* _What you have to do_
Please print every line of the listing below word for word, with no changes.

* _Given records_
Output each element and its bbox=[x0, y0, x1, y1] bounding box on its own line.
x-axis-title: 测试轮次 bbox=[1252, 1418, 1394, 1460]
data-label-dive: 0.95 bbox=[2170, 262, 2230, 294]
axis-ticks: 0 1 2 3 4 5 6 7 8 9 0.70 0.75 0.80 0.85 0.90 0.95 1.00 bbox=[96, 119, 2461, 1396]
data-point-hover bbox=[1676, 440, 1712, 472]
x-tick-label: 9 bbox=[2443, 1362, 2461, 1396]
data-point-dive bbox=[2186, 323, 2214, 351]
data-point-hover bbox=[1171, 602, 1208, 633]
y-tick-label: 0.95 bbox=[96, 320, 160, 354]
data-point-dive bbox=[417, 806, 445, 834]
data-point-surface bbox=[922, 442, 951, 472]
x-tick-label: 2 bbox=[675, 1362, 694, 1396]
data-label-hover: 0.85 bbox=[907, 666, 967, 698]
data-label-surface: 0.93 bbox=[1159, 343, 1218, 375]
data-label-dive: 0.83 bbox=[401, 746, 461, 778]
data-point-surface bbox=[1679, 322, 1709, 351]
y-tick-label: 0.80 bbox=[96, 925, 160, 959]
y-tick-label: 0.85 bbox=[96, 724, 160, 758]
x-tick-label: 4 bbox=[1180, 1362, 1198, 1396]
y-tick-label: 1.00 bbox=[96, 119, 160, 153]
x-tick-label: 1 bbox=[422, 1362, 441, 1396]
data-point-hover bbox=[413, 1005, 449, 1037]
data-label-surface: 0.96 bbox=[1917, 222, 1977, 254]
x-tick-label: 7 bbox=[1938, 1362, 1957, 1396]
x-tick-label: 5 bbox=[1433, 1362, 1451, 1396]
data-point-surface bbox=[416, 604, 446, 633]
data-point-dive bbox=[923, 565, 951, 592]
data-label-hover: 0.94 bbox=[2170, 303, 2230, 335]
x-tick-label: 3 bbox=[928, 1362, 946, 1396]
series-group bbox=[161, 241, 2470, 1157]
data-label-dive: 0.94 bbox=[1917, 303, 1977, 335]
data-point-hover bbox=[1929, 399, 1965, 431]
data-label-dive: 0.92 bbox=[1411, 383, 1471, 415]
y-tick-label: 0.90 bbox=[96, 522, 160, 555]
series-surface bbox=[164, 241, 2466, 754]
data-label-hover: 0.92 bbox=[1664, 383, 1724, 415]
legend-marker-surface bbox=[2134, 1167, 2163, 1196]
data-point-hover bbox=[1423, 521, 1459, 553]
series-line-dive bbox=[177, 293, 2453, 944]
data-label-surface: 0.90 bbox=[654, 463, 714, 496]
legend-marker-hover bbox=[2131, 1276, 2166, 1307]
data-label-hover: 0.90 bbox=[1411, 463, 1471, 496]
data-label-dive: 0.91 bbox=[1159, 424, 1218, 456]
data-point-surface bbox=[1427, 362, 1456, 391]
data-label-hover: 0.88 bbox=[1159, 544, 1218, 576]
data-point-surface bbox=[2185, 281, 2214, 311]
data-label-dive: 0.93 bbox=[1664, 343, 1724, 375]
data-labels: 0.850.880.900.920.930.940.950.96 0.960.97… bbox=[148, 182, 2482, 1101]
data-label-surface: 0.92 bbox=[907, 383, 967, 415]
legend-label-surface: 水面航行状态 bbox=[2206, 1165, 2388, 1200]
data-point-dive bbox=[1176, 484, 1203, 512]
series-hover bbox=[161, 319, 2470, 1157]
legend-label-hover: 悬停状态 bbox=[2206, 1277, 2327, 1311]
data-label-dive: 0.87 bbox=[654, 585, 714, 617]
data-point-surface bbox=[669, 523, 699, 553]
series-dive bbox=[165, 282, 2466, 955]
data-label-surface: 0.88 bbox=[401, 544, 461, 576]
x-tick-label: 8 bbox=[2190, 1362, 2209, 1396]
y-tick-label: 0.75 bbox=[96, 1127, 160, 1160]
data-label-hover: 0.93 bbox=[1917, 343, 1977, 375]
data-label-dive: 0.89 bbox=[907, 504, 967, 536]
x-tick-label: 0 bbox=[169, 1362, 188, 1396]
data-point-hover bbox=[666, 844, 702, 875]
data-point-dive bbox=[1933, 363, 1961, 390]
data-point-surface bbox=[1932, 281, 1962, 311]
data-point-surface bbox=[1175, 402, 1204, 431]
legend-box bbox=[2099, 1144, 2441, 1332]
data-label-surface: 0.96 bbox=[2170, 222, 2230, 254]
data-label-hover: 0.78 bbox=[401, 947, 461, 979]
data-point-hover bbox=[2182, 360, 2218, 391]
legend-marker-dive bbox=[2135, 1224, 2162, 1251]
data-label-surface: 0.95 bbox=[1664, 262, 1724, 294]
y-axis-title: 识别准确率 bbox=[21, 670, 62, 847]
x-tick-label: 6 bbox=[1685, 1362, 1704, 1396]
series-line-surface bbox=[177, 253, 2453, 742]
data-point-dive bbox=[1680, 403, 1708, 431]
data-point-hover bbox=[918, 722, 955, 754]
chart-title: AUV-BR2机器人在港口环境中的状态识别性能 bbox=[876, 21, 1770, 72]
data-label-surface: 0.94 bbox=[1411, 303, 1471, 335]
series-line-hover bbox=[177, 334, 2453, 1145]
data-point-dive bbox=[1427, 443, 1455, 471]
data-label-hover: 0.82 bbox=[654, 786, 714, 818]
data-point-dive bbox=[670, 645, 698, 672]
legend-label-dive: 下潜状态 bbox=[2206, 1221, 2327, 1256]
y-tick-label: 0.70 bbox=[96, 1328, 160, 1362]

* _Output for this exercise_
Output each element and its bbox=[x0, y0, x1, y1] bounding box on its own line.
x-axis-title: 测试轮次 bbox=[1252, 1418, 1394, 1460]
data-label-dive: 0.95 bbox=[2170, 262, 2230, 294]
axis-ticks: 0 1 2 3 4 5 6 7 8 9 0.70 0.75 0.80 0.85 0.90 0.95 1.00 bbox=[96, 119, 2461, 1396]
data-point-hover bbox=[1676, 440, 1712, 472]
x-tick-label: 9 bbox=[2443, 1362, 2461, 1396]
data-point-dive bbox=[2186, 323, 2214, 351]
data-point-hover bbox=[1171, 602, 1208, 633]
y-tick-label: 0.95 bbox=[96, 320, 160, 354]
data-point-dive bbox=[417, 806, 445, 834]
data-point-surface bbox=[922, 442, 951, 472]
x-tick-label: 2 bbox=[675, 1362, 694, 1396]
data-label-hover: 0.85 bbox=[907, 666, 967, 698]
data-label-surface: 0.93 bbox=[1159, 343, 1218, 375]
data-label-dive: 0.83 bbox=[401, 746, 461, 778]
data-point-surface bbox=[1679, 322, 1709, 351]
y-tick-label: 0.80 bbox=[96, 925, 160, 959]
y-tick-label: 0.85 bbox=[96, 724, 160, 758]
x-tick-label: 4 bbox=[1180, 1362, 1198, 1396]
y-tick-label: 1.00 bbox=[96, 119, 160, 153]
x-tick-label: 1 bbox=[422, 1362, 441, 1396]
data-point-hover bbox=[413, 1005, 449, 1037]
data-label-surface: 0.96 bbox=[1917, 222, 1977, 254]
x-tick-label: 7 bbox=[1938, 1362, 1957, 1396]
x-tick-label: 5 bbox=[1433, 1362, 1451, 1396]
data-point-surface bbox=[416, 604, 446, 633]
data-point-dive bbox=[923, 565, 951, 592]
data-label-hover: 0.94 bbox=[2170, 303, 2230, 335]
x-tick-label: 3 bbox=[928, 1362, 946, 1396]
series-group bbox=[161, 241, 2470, 1157]
data-label-dive: 0.94 bbox=[1917, 303, 1977, 335]
data-point-hover bbox=[1929, 399, 1965, 431]
data-label-dive: 0.92 bbox=[1411, 383, 1471, 415]
y-tick-label: 0.90 bbox=[96, 522, 160, 555]
series-surface bbox=[164, 241, 2466, 754]
data-label-hover: 0.92 bbox=[1664, 383, 1724, 415]
legend-marker-surface bbox=[2134, 1167, 2163, 1196]
data-point-hover bbox=[1423, 521, 1459, 553]
series-line-dive bbox=[177, 293, 2453, 944]
data-label-surface: 0.90 bbox=[654, 463, 714, 496]
legend-marker-hover bbox=[2131, 1276, 2166, 1307]
data-label-hover: 0.90 bbox=[1411, 463, 1471, 496]
data-label-dive: 0.91 bbox=[1159, 424, 1218, 456]
data-point-surface bbox=[1427, 362, 1456, 391]
data-label-hover: 0.88 bbox=[1159, 544, 1218, 576]
data-point-surface bbox=[2185, 281, 2214, 311]
data-label-dive: 0.93 bbox=[1664, 343, 1724, 375]
data-labels: 0.850.880.900.920.930.940.950.96 0.960.97… bbox=[148, 182, 2482, 1101]
data-label-surface: 0.92 bbox=[907, 383, 967, 415]
legend-label-surface: 水面航行状态 bbox=[2206, 1165, 2388, 1200]
data-point-dive bbox=[1176, 484, 1203, 512]
series-hover bbox=[161, 319, 2470, 1157]
legend-label-hover: 悬停状态 bbox=[2206, 1277, 2327, 1311]
data-label-dive: 0.87 bbox=[654, 585, 714, 617]
data-point-surface bbox=[669, 523, 699, 553]
series-dive bbox=[165, 282, 2466, 955]
data-label-surface: 0.88 bbox=[401, 544, 461, 576]
x-tick-label: 8 bbox=[2190, 1362, 2209, 1396]
y-tick-label: 0.75 bbox=[96, 1127, 160, 1160]
data-label-hover: 0.93 bbox=[1917, 343, 1977, 375]
data-label-dive: 0.89 bbox=[907, 504, 967, 536]
x-tick-label: 0 bbox=[169, 1362, 188, 1396]
data-point-hover bbox=[666, 844, 702, 875]
data-point-dive bbox=[1933, 363, 1961, 390]
data-point-surface bbox=[1932, 281, 1962, 311]
data-point-surface bbox=[1175, 402, 1204, 431]
legend-box bbox=[2099, 1144, 2441, 1332]
data-label-surface: 0.96 bbox=[2170, 222, 2230, 254]
data-label-hover: 0.78 bbox=[401, 947, 461, 979]
data-point-hover bbox=[2182, 360, 2218, 391]
legend-marker-dive bbox=[2135, 1224, 2162, 1251]
data-label-surface: 0.95 bbox=[1664, 262, 1724, 294]
y-axis-title: 识别准确率 bbox=[21, 670, 62, 847]
x-tick-label: 6 bbox=[1685, 1362, 1704, 1396]
series-line-surface bbox=[177, 253, 2453, 742]
data-point-dive bbox=[1680, 403, 1708, 431]
data-point-hover bbox=[918, 722, 955, 754]
chart-title: AUV-BR2机器人在港口环境中的状态识别性能 bbox=[876, 21, 1770, 72]
data-label-surface: 0.94 bbox=[1411, 303, 1471, 335]
series-line-hover bbox=[177, 334, 2453, 1145]
data-point-dive bbox=[1427, 443, 1455, 471]
data-label-hover: 0.82 bbox=[654, 786, 714, 818]
data-point-dive bbox=[670, 645, 698, 672]
legend-label-dive: 下潜状态 bbox=[2206, 1221, 2327, 1256]
y-tick-label: 0.70 bbox=[96, 1328, 160, 1362]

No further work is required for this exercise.